▸ Problem requirements
All lines featuring the string "arrow" are to be listed.
─── Data rows
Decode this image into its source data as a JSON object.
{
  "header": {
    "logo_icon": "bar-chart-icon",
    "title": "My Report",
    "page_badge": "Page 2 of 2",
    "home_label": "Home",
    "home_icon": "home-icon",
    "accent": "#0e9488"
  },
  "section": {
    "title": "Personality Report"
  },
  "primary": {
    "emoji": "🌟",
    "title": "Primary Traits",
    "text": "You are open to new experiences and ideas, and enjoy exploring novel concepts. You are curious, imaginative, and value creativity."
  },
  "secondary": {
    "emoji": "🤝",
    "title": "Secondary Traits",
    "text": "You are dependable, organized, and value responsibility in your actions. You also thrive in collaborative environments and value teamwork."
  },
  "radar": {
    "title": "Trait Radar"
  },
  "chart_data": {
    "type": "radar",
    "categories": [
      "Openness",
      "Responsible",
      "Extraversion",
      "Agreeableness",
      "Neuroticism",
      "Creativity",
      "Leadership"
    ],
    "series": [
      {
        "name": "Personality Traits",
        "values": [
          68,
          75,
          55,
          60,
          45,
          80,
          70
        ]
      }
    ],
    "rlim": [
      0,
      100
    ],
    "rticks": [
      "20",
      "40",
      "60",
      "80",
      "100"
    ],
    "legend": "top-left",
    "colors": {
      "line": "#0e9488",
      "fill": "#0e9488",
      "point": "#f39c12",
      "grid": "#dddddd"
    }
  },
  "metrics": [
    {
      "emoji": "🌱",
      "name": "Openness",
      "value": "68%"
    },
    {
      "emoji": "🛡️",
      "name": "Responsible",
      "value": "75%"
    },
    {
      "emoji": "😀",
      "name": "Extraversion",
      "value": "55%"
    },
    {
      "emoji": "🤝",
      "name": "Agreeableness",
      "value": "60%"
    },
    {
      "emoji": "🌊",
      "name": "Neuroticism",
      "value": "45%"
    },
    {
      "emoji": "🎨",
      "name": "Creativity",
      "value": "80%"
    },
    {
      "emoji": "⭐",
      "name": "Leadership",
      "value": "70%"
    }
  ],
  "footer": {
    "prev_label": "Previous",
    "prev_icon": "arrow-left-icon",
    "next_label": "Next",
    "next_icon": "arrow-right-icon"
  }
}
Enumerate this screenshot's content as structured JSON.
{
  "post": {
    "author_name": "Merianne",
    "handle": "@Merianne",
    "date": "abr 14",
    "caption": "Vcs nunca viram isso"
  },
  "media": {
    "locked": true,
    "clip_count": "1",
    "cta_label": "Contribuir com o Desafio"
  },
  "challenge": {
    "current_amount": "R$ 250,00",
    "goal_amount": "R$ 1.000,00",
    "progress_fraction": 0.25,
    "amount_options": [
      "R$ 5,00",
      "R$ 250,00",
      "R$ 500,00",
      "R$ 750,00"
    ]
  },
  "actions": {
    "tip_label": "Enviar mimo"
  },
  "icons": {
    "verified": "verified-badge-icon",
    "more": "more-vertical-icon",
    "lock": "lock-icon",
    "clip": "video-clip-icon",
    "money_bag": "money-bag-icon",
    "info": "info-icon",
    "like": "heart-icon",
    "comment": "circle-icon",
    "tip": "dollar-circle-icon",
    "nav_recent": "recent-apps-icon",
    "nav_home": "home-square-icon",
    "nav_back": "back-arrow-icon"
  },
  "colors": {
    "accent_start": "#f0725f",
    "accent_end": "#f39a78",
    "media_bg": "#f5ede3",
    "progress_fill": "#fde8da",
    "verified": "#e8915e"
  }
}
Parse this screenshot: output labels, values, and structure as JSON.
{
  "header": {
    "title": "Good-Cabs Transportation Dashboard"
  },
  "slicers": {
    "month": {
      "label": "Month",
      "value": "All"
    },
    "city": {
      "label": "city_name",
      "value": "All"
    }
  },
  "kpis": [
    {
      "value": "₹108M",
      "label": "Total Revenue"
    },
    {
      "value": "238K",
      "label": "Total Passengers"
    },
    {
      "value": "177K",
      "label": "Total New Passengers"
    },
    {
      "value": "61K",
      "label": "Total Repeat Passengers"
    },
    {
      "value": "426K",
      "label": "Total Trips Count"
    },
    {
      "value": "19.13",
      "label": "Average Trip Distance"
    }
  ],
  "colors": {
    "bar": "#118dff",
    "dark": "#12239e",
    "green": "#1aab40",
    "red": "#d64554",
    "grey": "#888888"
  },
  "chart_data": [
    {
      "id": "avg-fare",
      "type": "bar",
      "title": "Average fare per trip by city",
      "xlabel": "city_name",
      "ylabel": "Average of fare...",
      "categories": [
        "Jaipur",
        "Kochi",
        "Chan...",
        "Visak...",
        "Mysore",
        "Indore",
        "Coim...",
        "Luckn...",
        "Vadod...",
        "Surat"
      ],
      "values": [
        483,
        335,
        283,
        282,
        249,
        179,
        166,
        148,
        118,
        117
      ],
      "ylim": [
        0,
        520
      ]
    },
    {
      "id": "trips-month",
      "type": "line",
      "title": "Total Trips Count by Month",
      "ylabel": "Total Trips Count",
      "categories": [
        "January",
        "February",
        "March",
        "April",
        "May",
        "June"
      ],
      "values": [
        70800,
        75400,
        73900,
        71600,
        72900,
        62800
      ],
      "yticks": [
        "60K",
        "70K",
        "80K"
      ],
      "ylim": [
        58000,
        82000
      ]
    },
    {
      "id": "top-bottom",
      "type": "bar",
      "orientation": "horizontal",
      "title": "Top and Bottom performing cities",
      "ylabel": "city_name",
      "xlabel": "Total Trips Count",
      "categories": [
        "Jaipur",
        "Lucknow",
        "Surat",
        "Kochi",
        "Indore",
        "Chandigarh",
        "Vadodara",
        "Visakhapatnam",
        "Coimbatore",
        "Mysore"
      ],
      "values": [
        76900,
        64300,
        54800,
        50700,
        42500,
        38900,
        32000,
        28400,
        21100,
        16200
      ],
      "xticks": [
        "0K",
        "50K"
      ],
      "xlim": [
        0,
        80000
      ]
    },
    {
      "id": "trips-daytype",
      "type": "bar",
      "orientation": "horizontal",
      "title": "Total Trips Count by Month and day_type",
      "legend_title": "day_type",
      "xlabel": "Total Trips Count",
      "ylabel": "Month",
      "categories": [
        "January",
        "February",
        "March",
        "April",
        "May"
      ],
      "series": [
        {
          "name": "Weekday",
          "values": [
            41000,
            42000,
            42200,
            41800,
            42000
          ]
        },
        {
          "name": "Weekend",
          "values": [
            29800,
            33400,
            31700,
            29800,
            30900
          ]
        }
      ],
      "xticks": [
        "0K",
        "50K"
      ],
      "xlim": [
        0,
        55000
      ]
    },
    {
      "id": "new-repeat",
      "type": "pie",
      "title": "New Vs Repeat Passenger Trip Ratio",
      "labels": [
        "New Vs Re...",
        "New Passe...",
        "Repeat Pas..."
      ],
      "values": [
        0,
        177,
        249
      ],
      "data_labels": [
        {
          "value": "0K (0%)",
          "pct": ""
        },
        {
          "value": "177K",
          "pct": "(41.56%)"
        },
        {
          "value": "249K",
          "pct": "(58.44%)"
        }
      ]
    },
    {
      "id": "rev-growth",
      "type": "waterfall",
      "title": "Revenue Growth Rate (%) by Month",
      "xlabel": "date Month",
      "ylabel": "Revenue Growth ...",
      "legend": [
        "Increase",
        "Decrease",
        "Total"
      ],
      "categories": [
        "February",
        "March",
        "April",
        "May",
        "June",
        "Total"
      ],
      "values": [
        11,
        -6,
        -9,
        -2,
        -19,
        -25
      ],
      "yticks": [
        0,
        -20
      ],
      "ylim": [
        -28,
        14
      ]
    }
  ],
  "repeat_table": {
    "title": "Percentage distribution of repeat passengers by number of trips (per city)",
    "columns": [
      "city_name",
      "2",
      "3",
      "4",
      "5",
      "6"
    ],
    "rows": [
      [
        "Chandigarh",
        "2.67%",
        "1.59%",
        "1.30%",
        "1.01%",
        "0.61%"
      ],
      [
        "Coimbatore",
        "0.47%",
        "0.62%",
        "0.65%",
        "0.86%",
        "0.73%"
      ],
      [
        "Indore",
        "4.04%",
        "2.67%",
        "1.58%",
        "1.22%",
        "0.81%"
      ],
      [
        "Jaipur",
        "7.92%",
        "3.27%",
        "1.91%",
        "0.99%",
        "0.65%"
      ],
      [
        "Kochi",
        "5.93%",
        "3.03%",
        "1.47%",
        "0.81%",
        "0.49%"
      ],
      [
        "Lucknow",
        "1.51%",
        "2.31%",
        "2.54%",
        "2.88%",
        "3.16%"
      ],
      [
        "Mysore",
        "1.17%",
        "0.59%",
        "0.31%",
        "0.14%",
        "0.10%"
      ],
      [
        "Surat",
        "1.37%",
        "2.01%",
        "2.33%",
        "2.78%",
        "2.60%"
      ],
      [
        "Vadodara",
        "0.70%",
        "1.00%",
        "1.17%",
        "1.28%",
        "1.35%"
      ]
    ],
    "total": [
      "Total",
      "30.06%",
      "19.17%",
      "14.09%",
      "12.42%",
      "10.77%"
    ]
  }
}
──────
▸ Right answer
    "prev_icon": "arrow-left-icon",
    "next_icon": "arrow-right-icon"
    "nav_back": "back-arrow-icon"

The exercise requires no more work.